**Short task:** Find each line with the string "content" and report it.

**Dataset:**
########################################

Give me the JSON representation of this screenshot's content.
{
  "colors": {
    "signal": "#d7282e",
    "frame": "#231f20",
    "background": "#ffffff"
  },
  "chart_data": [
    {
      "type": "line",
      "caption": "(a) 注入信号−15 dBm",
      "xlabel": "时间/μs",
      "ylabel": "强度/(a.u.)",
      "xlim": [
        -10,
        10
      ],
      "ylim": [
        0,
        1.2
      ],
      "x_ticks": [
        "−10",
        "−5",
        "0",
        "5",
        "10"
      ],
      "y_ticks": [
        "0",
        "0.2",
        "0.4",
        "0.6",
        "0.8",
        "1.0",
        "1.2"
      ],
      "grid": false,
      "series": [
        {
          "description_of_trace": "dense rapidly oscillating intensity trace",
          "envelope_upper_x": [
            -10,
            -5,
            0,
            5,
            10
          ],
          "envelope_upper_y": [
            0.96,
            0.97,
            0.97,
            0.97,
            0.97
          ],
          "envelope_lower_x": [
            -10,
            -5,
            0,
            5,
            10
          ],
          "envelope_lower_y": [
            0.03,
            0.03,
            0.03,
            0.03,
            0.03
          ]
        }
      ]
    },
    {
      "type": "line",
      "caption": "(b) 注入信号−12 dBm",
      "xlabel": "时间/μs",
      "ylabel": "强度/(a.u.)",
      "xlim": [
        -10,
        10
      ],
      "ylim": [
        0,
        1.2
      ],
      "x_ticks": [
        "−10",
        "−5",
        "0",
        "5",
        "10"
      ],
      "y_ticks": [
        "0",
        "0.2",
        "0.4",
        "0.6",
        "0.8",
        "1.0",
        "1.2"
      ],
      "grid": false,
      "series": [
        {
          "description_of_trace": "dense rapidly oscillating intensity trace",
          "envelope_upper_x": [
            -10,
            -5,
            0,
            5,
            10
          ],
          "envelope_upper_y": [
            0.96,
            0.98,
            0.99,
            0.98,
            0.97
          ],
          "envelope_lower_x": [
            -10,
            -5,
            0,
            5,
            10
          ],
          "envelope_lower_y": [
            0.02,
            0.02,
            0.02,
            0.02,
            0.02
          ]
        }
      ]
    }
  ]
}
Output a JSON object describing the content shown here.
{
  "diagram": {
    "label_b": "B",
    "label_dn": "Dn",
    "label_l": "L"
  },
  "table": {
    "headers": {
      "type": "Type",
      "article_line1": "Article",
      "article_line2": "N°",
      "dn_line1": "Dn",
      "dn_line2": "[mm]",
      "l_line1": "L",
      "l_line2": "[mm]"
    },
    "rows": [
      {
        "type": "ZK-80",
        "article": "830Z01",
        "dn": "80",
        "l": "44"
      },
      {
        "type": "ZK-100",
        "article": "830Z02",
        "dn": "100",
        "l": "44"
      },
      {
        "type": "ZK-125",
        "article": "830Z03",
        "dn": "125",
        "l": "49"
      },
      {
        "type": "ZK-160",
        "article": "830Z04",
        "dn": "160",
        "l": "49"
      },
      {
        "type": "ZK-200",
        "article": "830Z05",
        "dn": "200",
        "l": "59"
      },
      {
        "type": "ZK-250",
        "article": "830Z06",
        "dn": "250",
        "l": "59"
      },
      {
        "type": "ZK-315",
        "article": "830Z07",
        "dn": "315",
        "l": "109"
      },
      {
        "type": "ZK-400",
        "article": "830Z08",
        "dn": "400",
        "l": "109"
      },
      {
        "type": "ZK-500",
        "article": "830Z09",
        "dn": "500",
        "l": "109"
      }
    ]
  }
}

########################################

**Response:**
Give me the JSON representation of this screenshot's content.
Output a JSON object describing the content shown here.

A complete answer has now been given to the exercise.